- EXERCISE INSTRUCTIONS
Reproduce every record below exactly as it appears.

— Begin —

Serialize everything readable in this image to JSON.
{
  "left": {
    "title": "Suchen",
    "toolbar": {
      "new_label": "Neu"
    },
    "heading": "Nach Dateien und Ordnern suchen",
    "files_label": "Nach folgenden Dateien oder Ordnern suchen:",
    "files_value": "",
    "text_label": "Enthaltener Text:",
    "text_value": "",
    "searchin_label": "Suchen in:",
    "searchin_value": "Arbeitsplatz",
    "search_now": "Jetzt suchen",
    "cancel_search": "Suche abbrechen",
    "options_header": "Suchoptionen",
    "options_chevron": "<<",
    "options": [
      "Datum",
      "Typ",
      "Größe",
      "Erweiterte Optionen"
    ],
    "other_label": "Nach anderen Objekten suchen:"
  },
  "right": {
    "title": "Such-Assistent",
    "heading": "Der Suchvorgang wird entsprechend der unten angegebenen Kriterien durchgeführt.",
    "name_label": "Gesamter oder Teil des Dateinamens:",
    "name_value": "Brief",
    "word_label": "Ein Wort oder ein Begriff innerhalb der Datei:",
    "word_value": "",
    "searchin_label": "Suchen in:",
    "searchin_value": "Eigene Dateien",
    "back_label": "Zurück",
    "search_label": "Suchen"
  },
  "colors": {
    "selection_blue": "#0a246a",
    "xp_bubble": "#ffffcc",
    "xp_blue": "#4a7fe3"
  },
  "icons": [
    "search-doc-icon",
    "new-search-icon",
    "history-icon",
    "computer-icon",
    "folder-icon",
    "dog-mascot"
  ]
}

— End —

- FINAL ANSWER
Serialize everything readable in this image to JSON.
{
  "left": {
    "title": "Suchen",
    "toolbar": {
      "new_label": "Neu"
    },
    "heading": "Nach Dateien und Ordnern suchen",
    "files_label": "Nach folgenden Dateien oder Ordnern suchen:",
    "files_value": "",
    "text_label": "Enthaltener Text:",
    "text_value": "",
    "searchin_label": "Suchen in:",
    "searchin_value": "Arbeitsplatz",
    "search_now": "Jetzt suchen",
    "cancel_search": "Suche abbrechen",
    "options_header": "Suchoptionen",
    "options_chevron": "<<",
    "options": [
      "Datum",
      "Typ",
      "Größe",
      "Erweiterte Optionen"
    ],
    "other_label": "Nach anderen Objekten suchen:"
  },
  "right": {
    "title": "Such-Assistent",
    "heading": "Der Suchvorgang wird entsprechend der unten angegebenen Kriterien durchgeführt.",
    "name_label": "Gesamter oder Teil des Dateinamens:",
    "name_value": "Brief",
    "word_label": "Ein Wort oder ein Begriff innerhalb der Datei:",
    "word_value": "",
    "searchin_label": "Suchen in:",
    "searchin_value": "Eigene Dateien",
    "back_label": "Zurück",
    "search_label": "Suchen"
  },
  "colors": {
    "selection_blue": "#0a246a",
    "xp_bubble": "#ffffcc",
    "xp_blue": "#4a7fe3"
  },
  "icons": [
    "search-doc-icon",
    "new-search-icon",
    "history-icon",
    "computer-icon",
    "folder-icon",
    "dog-mascot"
  ]
}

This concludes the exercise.